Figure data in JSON
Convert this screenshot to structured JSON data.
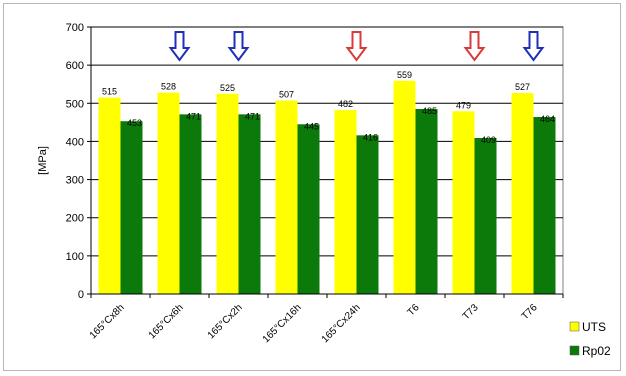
{
  "chart_data": {
    "type": "bar",
    "ylabel": "[MPa]",
    "ylim": [
      0,
      700
    ],
    "yticks": [
      "0",
      "100",
      "200",
      "300",
      "400",
      "500",
      "600",
      "700"
    ],
    "grid": true,
    "legend_position": "bottom-right",
    "categories": [
      "165°Cx8h",
      "165°Cx6h",
      "165°Cx2h",
      "165°Cx16h",
      "165°Cx24h",
      "T6",
      "T73",
      "T76"
    ],
    "series": [
      {
        "name": "UTS",
        "color": "#ffff00",
        "values": [
          515,
          528,
          525,
          507,
          482,
          559,
          479,
          527
        ],
        "labels": [
          "515",
          "528",
          "525",
          "507",
          "482",
          "559",
          "479",
          "527"
        ]
      },
      {
        "name": "Rp02",
        "color": "#0b7a0b",
        "values": [
          453,
          471,
          471,
          445,
          416,
          485,
          409,
          464
        ],
        "labels": [
          "453",
          "471",
          "471",
          "445",
          "416",
          "485",
          "409",
          "464"
        ]
      }
    ],
    "markers": [
      {
        "category_index": 1,
        "direction": "down",
        "color": "#1f2fb8"
      },
      {
        "category_index": 2,
        "direction": "down",
        "color": "#1f2fb8"
      },
      {
        "category_index": 4,
        "direction": "down",
        "color": "#d93a3a"
      },
      {
        "category_index": 6,
        "direction": "down",
        "color": "#d93a3a"
      },
      {
        "category_index": 7,
        "direction": "down",
        "color": "#1f2fb8"
      }
    ]
  }
}
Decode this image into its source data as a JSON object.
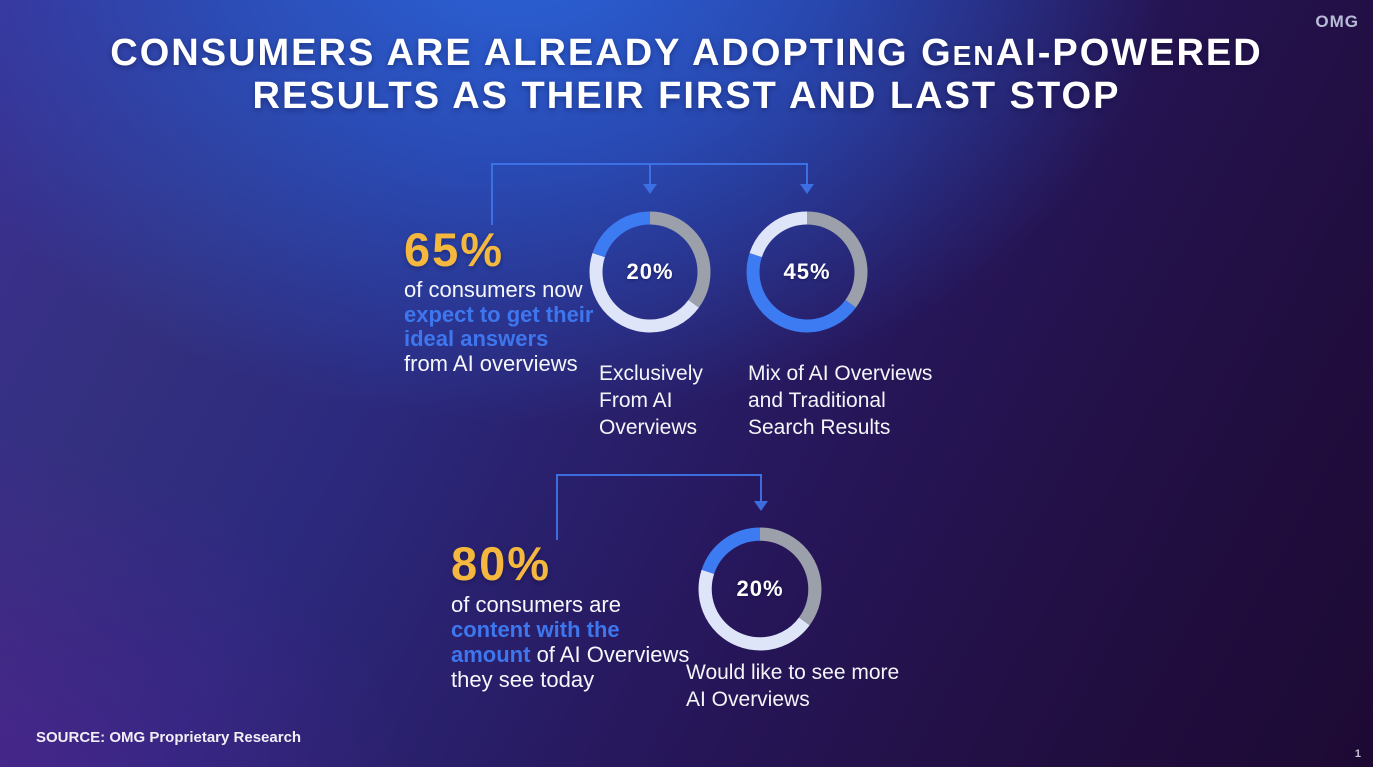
{
  "brand": {
    "logo": "OMG",
    "page_number": "1"
  },
  "title": {
    "line1_pre": "Consumers are already adopting G",
    "line1_small": "en",
    "line1_post": "AI-powered",
    "line2": "Results as their first and last stop"
  },
  "section1": {
    "stat_value": "65%",
    "desc_line1": "of consumers now",
    "desc_line2": "expect to get their",
    "desc_line3": "ideal answers",
    "desc_line4": "from AI overviews"
  },
  "section2": {
    "stat_value": "80%",
    "desc_line1": "of consumers are",
    "desc_line2": "content with the",
    "desc_line3_highlight": "amount",
    "desc_line3_rest": " of AI Overviews",
    "desc_line4": "they see today"
  },
  "footer": {
    "source": "SOURCE: OMG Proprietary Research"
  },
  "colors": {
    "accent_yellow": "#F3B83D",
    "accent_blue": "#3E76EE",
    "donut_blue": "#3C7BF2",
    "donut_light": "#DEE5F8",
    "donut_gray": "#9BA0AA",
    "connector_blue": "#3E74E8"
  },
  "chart_data": [
    {
      "type": "pie",
      "subtype": "donut",
      "label": "20%",
      "caption": "Exclusively From AI Overviews",
      "start_angle_deg": 0,
      "segments": [
        {
          "name": "traditional-only",
          "value": 35,
          "color_role": "gray"
        },
        {
          "name": "mix-of-ai-and-traditional",
          "value": 45,
          "color_role": "light"
        },
        {
          "name": "exclusively-from-ai-overviews",
          "value": 20,
          "color_role": "blue"
        }
      ]
    },
    {
      "type": "pie",
      "subtype": "donut",
      "label": "45%",
      "caption": "Mix of AI Overviews and Traditional Search Results",
      "start_angle_deg": 0,
      "segments": [
        {
          "name": "traditional-only",
          "value": 35,
          "color_role": "gray"
        },
        {
          "name": "mix-of-ai-and-traditional",
          "value": 45,
          "color_role": "blue"
        },
        {
          "name": "exclusively-from-ai-overviews",
          "value": 20,
          "color_role": "light"
        }
      ]
    },
    {
      "type": "pie",
      "subtype": "donut",
      "label": "20%",
      "caption": "Would like to see more AI Overviews",
      "start_angle_deg": 0,
      "segments": [
        {
          "name": "content-with-amount-a",
          "value": 35,
          "color_role": "gray"
        },
        {
          "name": "content-with-amount-b",
          "value": 45,
          "color_role": "light"
        },
        {
          "name": "would-like-to-see-more",
          "value": 20,
          "color_role": "blue"
        }
      ]
    }
  ]
}
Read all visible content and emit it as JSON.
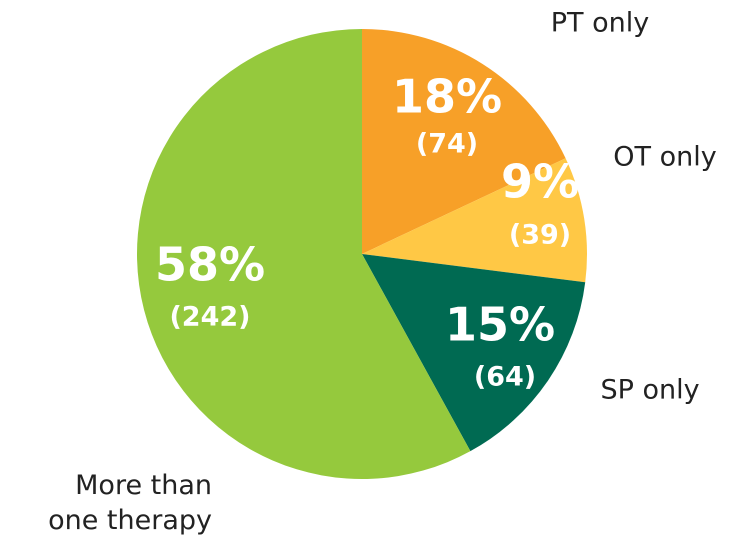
{
  "chart_data": {
    "type": "pie",
    "categories": [
      "PT only",
      "OT only",
      "SP only",
      "More than one therapy"
    ],
    "values": [
      18,
      9,
      15,
      58
    ],
    "value_labels": [
      "18%",
      "9%",
      "15%",
      "58%"
    ],
    "counts": [
      74,
      39,
      64,
      242
    ],
    "count_labels": [
      "(74)",
      "(39)",
      "(64)",
      "(242)"
    ],
    "colors": [
      "#f7a028",
      "#ffc845",
      "#006a52",
      "#95c93d"
    ]
  }
}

→ **DIRECTIVE**
Print every record above exactly as written, leaving out the pictures.

→ **CORRECT RESPONSE**
Convert this screenshot to structured JSON data.
{
  "chart_data": {
    "type": "bar",
    "ylabel": "[MPa]",
    "ylim": [
      0,
      700
    ],
    "yticks": [
      "0",
      "100",
      "200",
      "300",
      "400",
      "500",
      "600",
      "700"
    ],
    "grid": true,
    "legend_position": "bottom-right",
    "categories": [
      "165°Cx8h",
      "165°Cx6h",
      "165°Cx2h",
      "165°Cx16h",
      "165°Cx24h",
      "T6",
      "T73",
      "T76"
    ],
    "series": [
      {
        "name": "UTS",
        "color": "#ffff00",
        "values": [
          515,
          528,
          525,
          507,
          482,
          559,
          479,
          527
        ],
        "labels": [
          "515",
          "528",
          "525",
          "507",
          "482",
          "559",
          "479",
          "527"
        ]
      },
      {
        "name": "Rp02",
        "color": "#0b7a0b",
        "values": [
          453,
          471,
          471,
          445,
          416,
          485,
          409,
          464
        ],
        "labels": [
          "453",
          "471",
          "471",
          "445",
          "416",
          "485",
          "409",
          "464"
        ]
      }
    ],
    "markers": [
      {
        "category_index": 1,
        "direction": "down",
        "color": "#1f2fb8"
      },
      {
        "category_index": 2,
        "direction": "down",
        "color": "#1f2fb8"
      },
      {
        "category_index": 4,
        "direction": "down",
        "color": "#d93a3a"
      },
      {
        "category_index": 6,
        "direction": "down",
        "color": "#d93a3a"
      },
      {
        "category_index": 7,
        "direction": "down",
        "color": "#1f2fb8"
      }
    ]
  }
}
Decode this image into its source data as a JSON object.
{
  "brand": {
    "logo": "OMG",
    "page_number": "1"
  },
  "title": {
    "line1_pre": "Consumers are already adopting G",
    "line1_small": "en",
    "line1_post": "AI-powered",
    "line2": "Results as their first and last stop"
  },
  "section1": {
    "stat_value": "65%",
    "desc_line1": "of consumers now",
    "desc_line2": "expect to get their",
    "desc_line3": "ideal answers",
    "desc_line4": "from AI overviews"
  },
  "section2": {
    "stat_value": "80%",
    "desc_line1": "of consumers are",
    "desc_line2": "content with the",
    "desc_line3_highlight": "amount",
    "desc_line3_rest": " of AI Overviews",
    "desc_line4": "they see today"
  },
  "footer": {
    "source": "SOURCE: OMG Proprietary Research"
  },
  "colors": {
    "accent_yellow": "#F3B83D",
    "accent_blue": "#3E76EE",
    "donut_blue": "#3C7BF2",
    "donut_light": "#DEE5F8",
    "donut_gray": "#9BA0AA",
    "connector_blue": "#3E74E8"
  },
  "chart_data": [
    {
      "type": "pie",
      "subtype": "donut",
      "label": "20%",
      "caption": "Exclusively From AI Overviews",
      "start_angle_deg": 0,
      "segments": [
        {
          "name": "traditional-only",
          "value": 35,
          "color_role": "gray"
        },
        {
          "name": "mix-of-ai-and-traditional",
          "value": 45,
          "color_role": "light"
        },
        {
          "name": "exclusively-from-ai-overviews",
          "value": 20,
          "color_role": "blue"
        }
      ]
    },
    {
      "type": "pie",
      "subtype": "donut",
      "label": "45%",
      "caption": "Mix of AI Overviews and Traditional Search Results",
      "start_angle_deg": 0,
      "segments": [
        {
          "name": "traditional-only",
          "value": 35,
          "color_role": "gray"
        },
        {
          "name": "mix-of-ai-and-traditional",
          "value": 45,
          "color_role": "blue"
        },
        {
          "name": "exclusively-from-ai-overviews",
          "value": 20,
          "color_role": "light"
        }
      ]
    },
    {
      "type": "pie",
      "subtype": "donut",
      "label": "20%",
      "caption": "Would like to see more AI Overviews",
      "start_angle_deg": 0,
      "segments": [
        {
          "name": "content-with-amount-a",
          "value": 35,
          "color_role": "gray"
        },
        {
          "name": "content-with-amount-b",
          "value": 45,
          "color_role": "light"
        },
        {
          "name": "would-like-to-see-more",
          "value": 20,
          "color_role": "blue"
        }
      ]
    }
  ]
}
Read all visible content and emit it as JSON.
{
  "chart_data": {
    "type": "pie",
    "categories": [
      "PT only",
      "OT only",
      "SP only",
      "More than one therapy"
    ],
    "values": [
      18,
      9,
      15,
      58
    ],
    "value_labels": [
      "18%",
      "9%",
      "15%",
      "58%"
    ],
    "counts": [
      74,
      39,
      64,
      242
    ],
    "count_labels": [
      "(74)",
      "(39)",
      "(64)",
      "(242)"
    ],
    "colors": [
      "#f7a028",
      "#ffc845",
      "#006a52",
      "#95c93d"
    ]
  }
}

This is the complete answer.